### EXERCISE DESCRIPTION
Copy each line exactly. Drop every picture.

[START OF INPUT]

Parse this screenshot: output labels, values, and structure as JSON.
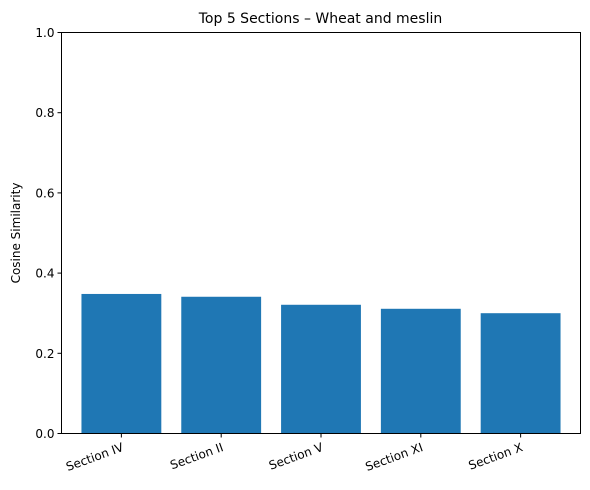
{
  "chart_data": {
    "type": "bar",
    "title": "Top 5 Sections – Wheat and meslin",
    "xlabel": "",
    "ylabel": "Cosine Similarity",
    "categories": [
      "Section IV",
      "Section II",
      "Section V",
      "Section XI",
      "Section X"
    ],
    "values": [
      0.348,
      0.341,
      0.321,
      0.311,
      0.3
    ],
    "ylim": [
      0,
      1.0
    ],
    "yticks": [
      0.0,
      0.2,
      0.4,
      0.6,
      0.8,
      1.0
    ],
    "ytick_labels": [
      "0.0",
      "0.2",
      "0.4",
      "0.6",
      "0.8",
      "1.0"
    ],
    "bar_color": "#1f77b4",
    "grid": false,
    "legend": "none"
  }
}
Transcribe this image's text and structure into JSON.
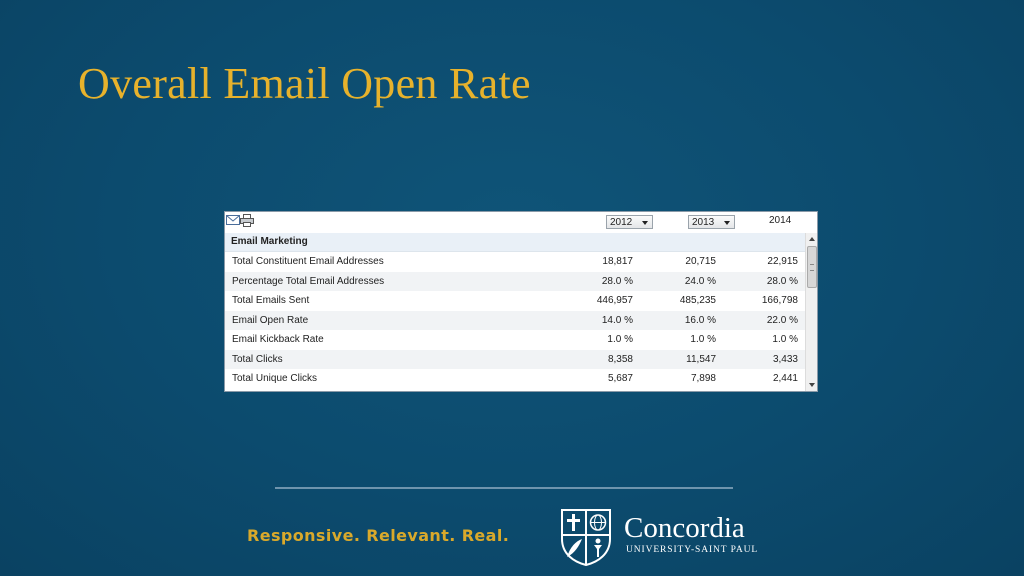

[END OF INPUT]

### WRITTEN RESPONSE
Parse this screenshot: output labels, values, and structure as JSON.
{
  "chart_data": {
    "type": "bar",
    "title": "Top 5 Sections – Wheat and meslin",
    "xlabel": "",
    "ylabel": "Cosine Similarity",
    "categories": [
      "Section IV",
      "Section II",
      "Section V",
      "Section XI",
      "Section X"
    ],
    "values": [
      0.348,
      0.341,
      0.321,
      0.311,
      0.3
    ],
    "ylim": [
      0,
      1.0
    ],
    "yticks": [
      0.0,
      0.2,
      0.4,
      0.6,
      0.8,
      1.0
    ],
    "ytick_labels": [
      "0.0",
      "0.2",
      "0.4",
      "0.6",
      "0.8",
      "1.0"
    ],
    "bar_color": "#1f77b4",
    "grid": false,
    "legend": "none"
  }
}
Transcribe this image's text and structure into JSON.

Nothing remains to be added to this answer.